Given task: Please write out the complete listing that follows, exactly as it reads.

* Start *

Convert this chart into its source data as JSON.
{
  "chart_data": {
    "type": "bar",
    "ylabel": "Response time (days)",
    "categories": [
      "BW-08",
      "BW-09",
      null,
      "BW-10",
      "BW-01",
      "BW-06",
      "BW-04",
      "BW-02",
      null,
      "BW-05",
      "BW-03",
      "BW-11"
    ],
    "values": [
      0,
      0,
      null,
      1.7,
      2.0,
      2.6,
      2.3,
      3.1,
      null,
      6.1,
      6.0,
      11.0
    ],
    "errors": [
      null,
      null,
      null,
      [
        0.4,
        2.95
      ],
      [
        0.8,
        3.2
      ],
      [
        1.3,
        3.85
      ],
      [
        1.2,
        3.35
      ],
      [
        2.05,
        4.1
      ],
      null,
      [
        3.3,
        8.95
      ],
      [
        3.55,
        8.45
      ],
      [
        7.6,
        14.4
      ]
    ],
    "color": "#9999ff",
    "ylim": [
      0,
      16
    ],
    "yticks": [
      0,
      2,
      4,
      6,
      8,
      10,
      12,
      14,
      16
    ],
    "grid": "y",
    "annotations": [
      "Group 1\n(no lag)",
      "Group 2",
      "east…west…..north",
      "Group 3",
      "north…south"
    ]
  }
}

* End *

Response to the task:
Convert this chart into its source data as JSON.
{
  "chart_data": {
    "type": "bar",
    "ylabel": "Response time (days)",
    "categories": [
      "BW-08",
      "BW-09",
      null,
      "BW-10",
      "BW-01",
      "BW-06",
      "BW-04",
      "BW-02",
      null,
      "BW-05",
      "BW-03",
      "BW-11"
    ],
    "values": [
      0,
      0,
      null,
      1.7,
      2.0,
      2.6,
      2.3,
      3.1,
      null,
      6.1,
      6.0,
      11.0
    ],
    "errors": [
      null,
      null,
      null,
      [
        0.4,
        2.95
      ],
      [
        0.8,
        3.2
      ],
      [
        1.3,
        3.85
      ],
      [
        1.2,
        3.35
      ],
      [
        2.05,
        4.1
      ],
      null,
      [
        3.3,
        8.95
      ],
      [
        3.55,
        8.45
      ],
      [
        7.6,
        14.4
      ]
    ],
    "color": "#9999ff",
    "ylim": [
      0,
      16
    ],
    "yticks": [
      0,
      2,
      4,
      6,
      8,
      10,
      12,
      14,
      16
    ],
    "grid": "y",
    "annotations": [
      "Group 1\n(no lag)",
      "Group 2",
      "east…west…..north",
      "Group 3",
      "north…south"
    ]
  }
}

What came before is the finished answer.